YOUR TASK:
Find all the lines with "参考答案" and gather them.

INFORMATION GIVEN:

■ ■ ■ ■ ■

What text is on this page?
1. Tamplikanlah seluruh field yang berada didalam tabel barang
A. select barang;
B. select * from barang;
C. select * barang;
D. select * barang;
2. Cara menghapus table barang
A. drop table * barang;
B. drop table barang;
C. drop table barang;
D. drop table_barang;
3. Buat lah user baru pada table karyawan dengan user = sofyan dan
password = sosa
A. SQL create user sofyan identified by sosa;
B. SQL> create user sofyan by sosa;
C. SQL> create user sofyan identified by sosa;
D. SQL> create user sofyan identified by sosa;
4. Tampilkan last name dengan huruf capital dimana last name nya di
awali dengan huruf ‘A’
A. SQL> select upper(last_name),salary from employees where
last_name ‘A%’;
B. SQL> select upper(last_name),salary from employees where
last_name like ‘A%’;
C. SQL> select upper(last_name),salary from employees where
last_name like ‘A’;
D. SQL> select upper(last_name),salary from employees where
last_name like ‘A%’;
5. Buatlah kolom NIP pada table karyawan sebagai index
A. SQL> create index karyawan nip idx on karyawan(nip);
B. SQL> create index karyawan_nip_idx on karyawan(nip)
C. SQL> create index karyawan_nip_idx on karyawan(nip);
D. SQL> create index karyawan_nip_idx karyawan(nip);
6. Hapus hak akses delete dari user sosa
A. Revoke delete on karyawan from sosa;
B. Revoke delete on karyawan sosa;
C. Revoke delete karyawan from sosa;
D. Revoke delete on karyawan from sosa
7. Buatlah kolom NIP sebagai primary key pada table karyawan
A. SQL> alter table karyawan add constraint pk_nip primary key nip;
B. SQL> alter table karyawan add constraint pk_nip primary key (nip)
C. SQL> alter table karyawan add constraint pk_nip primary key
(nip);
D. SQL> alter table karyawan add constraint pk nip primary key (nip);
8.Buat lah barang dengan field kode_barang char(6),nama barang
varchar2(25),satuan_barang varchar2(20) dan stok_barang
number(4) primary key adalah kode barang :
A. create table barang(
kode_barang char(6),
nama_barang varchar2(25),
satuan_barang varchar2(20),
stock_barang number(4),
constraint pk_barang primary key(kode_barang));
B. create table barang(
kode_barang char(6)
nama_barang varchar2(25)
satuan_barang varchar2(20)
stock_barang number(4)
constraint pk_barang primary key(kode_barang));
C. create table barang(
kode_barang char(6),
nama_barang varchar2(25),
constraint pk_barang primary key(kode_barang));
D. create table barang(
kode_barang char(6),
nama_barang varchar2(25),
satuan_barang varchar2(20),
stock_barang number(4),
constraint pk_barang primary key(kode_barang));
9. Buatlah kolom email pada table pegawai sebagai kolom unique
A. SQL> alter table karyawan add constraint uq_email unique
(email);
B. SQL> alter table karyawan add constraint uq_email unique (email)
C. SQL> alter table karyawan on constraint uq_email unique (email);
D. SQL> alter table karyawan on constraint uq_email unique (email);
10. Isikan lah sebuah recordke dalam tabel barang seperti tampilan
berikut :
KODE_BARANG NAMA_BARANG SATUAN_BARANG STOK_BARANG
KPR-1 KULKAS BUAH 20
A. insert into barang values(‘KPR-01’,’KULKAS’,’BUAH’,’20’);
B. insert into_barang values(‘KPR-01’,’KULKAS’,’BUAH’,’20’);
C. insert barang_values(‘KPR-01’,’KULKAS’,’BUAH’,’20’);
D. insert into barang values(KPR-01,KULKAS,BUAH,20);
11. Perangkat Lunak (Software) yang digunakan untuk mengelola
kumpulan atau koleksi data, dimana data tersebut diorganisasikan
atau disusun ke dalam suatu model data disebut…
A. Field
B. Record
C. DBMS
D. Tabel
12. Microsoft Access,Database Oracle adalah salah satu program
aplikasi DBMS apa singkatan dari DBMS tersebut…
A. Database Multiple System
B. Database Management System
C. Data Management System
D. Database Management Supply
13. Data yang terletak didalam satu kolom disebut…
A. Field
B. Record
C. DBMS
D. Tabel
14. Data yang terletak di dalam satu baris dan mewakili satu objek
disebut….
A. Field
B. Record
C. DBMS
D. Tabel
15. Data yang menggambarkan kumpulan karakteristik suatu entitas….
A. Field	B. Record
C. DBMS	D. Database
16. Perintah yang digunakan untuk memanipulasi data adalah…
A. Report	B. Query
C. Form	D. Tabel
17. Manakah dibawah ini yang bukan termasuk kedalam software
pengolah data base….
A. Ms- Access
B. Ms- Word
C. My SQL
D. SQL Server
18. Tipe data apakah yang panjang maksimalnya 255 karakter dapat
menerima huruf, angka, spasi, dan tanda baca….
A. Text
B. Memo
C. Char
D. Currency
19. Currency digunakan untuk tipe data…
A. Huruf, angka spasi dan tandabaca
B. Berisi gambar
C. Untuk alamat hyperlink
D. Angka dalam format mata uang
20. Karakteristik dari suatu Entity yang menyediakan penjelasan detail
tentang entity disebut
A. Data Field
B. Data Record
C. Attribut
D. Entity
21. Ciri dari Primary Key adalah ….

■ ■ ■ ■ ■

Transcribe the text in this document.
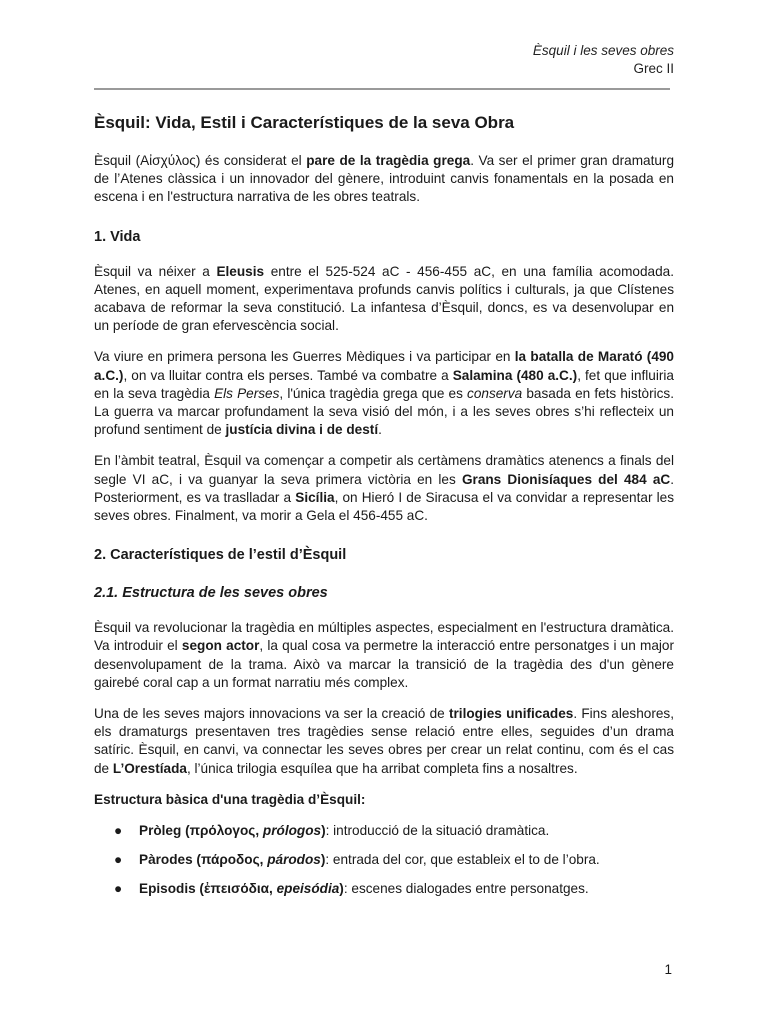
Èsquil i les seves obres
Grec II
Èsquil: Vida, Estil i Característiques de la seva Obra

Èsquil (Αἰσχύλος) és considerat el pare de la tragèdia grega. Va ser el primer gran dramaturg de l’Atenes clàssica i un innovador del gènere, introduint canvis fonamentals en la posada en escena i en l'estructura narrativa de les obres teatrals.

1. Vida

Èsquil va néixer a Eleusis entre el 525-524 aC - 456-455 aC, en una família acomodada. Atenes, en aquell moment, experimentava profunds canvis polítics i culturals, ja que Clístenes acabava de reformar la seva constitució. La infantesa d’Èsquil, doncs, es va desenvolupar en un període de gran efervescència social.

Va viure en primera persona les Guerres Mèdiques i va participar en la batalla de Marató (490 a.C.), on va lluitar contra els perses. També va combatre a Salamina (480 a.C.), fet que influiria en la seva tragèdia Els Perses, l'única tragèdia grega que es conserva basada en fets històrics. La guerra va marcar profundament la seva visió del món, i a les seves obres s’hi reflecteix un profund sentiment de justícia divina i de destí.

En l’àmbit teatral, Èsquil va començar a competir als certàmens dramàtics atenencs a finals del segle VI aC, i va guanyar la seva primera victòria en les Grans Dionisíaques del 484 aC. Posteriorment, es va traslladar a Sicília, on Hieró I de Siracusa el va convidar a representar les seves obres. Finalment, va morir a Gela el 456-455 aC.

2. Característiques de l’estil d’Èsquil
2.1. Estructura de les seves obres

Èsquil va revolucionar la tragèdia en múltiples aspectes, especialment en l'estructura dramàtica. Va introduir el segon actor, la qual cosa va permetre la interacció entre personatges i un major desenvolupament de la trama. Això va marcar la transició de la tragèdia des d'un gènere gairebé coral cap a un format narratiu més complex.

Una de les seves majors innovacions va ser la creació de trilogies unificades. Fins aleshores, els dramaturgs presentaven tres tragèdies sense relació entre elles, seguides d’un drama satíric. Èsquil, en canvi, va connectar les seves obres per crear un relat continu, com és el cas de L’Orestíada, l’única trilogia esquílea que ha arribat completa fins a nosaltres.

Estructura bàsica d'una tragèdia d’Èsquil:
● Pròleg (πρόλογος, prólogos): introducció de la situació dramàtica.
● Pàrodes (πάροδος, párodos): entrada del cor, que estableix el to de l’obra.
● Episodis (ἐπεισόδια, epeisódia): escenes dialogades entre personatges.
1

■ ■ ■ ■ ■

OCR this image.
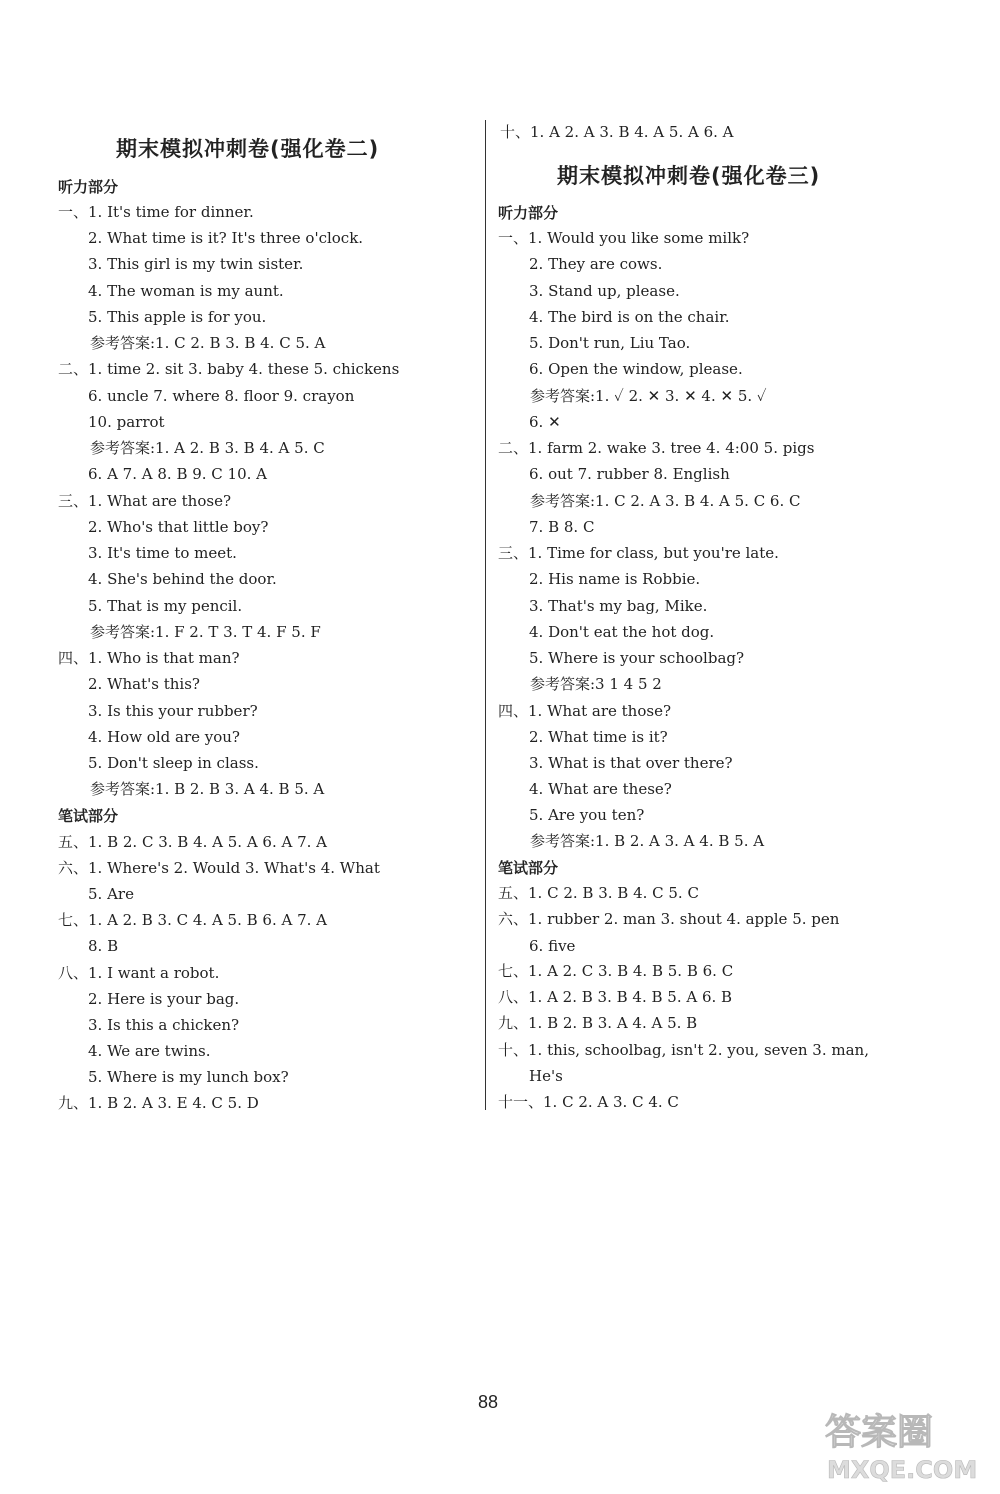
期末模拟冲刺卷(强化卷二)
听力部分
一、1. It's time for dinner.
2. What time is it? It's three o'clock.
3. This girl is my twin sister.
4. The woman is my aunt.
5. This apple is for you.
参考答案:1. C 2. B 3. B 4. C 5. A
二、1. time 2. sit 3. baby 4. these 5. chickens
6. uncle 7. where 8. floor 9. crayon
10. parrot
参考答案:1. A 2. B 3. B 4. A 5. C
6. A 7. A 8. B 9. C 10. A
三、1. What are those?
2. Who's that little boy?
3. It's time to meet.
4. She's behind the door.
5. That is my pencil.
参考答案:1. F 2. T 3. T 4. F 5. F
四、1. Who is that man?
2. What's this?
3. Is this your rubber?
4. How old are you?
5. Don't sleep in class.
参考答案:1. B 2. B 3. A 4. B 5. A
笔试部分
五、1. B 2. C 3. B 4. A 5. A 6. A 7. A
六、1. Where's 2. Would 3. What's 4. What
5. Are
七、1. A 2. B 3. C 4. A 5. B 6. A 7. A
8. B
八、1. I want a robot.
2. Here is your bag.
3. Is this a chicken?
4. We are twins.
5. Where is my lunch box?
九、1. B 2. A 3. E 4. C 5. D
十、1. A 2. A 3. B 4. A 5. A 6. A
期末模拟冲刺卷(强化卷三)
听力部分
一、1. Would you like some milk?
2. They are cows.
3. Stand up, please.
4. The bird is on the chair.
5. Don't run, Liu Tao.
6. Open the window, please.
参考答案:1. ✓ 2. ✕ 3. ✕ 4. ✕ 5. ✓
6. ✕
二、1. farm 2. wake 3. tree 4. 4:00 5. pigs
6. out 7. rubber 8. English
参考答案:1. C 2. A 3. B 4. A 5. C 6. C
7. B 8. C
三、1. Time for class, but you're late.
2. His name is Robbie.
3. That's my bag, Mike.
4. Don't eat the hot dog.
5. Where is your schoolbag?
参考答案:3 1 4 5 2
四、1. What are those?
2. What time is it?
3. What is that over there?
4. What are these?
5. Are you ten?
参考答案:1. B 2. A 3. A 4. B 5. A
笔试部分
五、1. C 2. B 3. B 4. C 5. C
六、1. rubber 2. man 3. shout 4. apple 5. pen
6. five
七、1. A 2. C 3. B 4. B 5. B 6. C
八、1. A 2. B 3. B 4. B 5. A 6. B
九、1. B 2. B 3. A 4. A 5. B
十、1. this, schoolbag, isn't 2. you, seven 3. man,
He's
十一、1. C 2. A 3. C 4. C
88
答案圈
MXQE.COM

■ ■ ■ ■ ■

RESULT FOR THIS EXERCISE:
参考答案:1. C 2. B 3. B 4. C 5. A
参考答案:1. A 2. B 3. B 4. A 5. C
参考答案:1. F 2. T 3. T 4. F 5. F
参考答案:1. B 2. B 3. A 4. B 5. A
参考答案:1. ✓ 2. ✕ 3. ✕ 4. ✕ 5. ✓
参考答案:1. C 2. A 3. B 4. A 5. C 6. C
参考答案:3 1 4 5 2
参考答案:1. B 2. A 3. A 4. B 5. A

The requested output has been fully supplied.